● **The problem**: For each line that holds "прочие", copy the line out.

● **Records shown**:
—————

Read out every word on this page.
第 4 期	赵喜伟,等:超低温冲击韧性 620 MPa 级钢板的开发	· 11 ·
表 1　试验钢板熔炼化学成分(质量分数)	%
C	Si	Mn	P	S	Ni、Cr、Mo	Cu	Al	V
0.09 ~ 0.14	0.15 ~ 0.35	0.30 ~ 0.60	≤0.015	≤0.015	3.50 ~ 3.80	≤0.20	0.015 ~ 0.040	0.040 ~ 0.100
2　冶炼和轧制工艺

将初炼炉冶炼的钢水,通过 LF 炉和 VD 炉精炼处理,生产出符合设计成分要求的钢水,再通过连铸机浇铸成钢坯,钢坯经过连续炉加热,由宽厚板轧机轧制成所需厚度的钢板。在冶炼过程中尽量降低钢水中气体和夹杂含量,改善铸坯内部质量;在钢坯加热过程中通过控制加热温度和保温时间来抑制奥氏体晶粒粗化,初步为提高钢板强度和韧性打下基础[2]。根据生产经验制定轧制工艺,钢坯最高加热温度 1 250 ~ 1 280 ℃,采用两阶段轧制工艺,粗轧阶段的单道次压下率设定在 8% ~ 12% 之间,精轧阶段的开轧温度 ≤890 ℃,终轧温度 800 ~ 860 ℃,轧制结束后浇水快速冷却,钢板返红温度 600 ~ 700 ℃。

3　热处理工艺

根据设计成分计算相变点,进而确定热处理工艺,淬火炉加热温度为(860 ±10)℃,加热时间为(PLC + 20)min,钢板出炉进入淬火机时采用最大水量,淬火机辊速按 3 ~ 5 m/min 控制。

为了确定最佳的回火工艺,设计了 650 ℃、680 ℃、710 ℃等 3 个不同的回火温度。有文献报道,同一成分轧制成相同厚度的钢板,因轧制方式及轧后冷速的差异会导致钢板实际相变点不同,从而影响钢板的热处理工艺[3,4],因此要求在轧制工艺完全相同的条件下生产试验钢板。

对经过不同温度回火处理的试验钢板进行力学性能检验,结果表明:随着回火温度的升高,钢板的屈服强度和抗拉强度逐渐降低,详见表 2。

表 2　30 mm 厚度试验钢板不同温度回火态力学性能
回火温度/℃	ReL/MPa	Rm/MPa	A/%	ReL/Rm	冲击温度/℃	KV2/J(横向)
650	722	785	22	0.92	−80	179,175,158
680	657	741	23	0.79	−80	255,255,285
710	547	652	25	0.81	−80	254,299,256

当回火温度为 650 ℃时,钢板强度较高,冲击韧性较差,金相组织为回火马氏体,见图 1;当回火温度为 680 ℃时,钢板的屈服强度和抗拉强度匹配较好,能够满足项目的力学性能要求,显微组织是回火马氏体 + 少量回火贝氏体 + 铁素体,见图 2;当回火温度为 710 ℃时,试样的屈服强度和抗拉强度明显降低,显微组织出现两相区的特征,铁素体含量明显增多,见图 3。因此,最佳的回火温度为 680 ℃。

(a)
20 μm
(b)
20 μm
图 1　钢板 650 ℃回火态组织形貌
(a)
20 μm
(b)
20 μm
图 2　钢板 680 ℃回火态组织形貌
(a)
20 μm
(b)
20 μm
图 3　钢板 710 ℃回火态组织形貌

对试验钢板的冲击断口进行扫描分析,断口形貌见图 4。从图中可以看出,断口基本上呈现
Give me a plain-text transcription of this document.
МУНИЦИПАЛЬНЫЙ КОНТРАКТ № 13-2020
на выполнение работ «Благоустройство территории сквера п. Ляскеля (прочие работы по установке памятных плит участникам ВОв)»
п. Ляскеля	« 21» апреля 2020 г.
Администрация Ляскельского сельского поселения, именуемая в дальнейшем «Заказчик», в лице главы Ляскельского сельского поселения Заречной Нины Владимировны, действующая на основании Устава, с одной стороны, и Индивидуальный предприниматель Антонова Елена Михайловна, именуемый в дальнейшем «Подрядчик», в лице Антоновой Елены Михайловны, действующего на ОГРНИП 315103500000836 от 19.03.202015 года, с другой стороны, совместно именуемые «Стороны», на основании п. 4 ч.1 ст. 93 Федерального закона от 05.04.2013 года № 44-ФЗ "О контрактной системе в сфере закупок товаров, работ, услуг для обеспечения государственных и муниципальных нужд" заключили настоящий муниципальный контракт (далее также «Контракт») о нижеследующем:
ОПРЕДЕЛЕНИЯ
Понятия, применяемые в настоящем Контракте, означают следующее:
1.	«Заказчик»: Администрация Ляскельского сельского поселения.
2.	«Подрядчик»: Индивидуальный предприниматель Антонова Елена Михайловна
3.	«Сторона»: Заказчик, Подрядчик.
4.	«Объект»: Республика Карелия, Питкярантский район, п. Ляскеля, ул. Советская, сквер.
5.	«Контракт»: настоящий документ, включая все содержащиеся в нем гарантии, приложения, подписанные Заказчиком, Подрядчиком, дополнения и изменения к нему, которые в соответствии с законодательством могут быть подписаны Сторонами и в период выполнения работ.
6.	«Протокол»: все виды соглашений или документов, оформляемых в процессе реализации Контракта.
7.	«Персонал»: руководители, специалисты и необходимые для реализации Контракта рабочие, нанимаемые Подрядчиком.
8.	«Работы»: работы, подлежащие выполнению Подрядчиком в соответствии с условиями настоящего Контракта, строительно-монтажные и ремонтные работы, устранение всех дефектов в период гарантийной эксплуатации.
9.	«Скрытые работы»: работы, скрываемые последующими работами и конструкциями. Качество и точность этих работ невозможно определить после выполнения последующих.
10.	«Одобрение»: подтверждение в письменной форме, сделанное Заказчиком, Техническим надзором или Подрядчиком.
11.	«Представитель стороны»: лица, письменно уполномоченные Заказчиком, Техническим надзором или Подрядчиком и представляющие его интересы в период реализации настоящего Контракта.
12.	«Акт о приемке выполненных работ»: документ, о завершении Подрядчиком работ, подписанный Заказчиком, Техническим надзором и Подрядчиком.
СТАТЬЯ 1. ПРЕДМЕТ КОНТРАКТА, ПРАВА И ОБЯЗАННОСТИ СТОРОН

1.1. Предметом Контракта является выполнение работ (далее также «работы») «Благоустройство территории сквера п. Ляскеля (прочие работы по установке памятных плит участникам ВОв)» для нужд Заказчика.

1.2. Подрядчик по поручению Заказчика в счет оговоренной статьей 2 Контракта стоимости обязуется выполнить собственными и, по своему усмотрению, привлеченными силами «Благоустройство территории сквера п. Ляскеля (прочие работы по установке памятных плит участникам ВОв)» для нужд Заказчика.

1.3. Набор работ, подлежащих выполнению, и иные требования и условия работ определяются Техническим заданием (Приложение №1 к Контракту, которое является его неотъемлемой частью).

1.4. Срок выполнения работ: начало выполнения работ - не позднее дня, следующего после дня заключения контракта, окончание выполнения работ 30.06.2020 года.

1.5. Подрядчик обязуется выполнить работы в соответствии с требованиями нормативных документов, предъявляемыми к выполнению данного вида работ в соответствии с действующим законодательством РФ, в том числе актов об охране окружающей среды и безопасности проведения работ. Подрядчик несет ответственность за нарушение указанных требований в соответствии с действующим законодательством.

—————

● **Response**:
на выполнение работ «Благоустройство территории сквера п. Ляскеля (прочие работы по установке памятных плит участникам ВОв)»
1.1. Предметом Контракта является выполнение работ (далее также «работы») «Благоустройство территории сквера п. Ляскеля (прочие работы по установке памятных плит участникам ВОв)» для нужд Заказчика.
1.2. Подрядчик по поручению Заказчика в счет оговоренной статьей 2 Контракта стоимости обязуется выполнить собственными и, по своему усмотрению, привлеченными силами «Благоустройство территории сквера п. Ляскеля (прочие работы по установке памятных плит участникам ВОв)» для нужд Заказчика.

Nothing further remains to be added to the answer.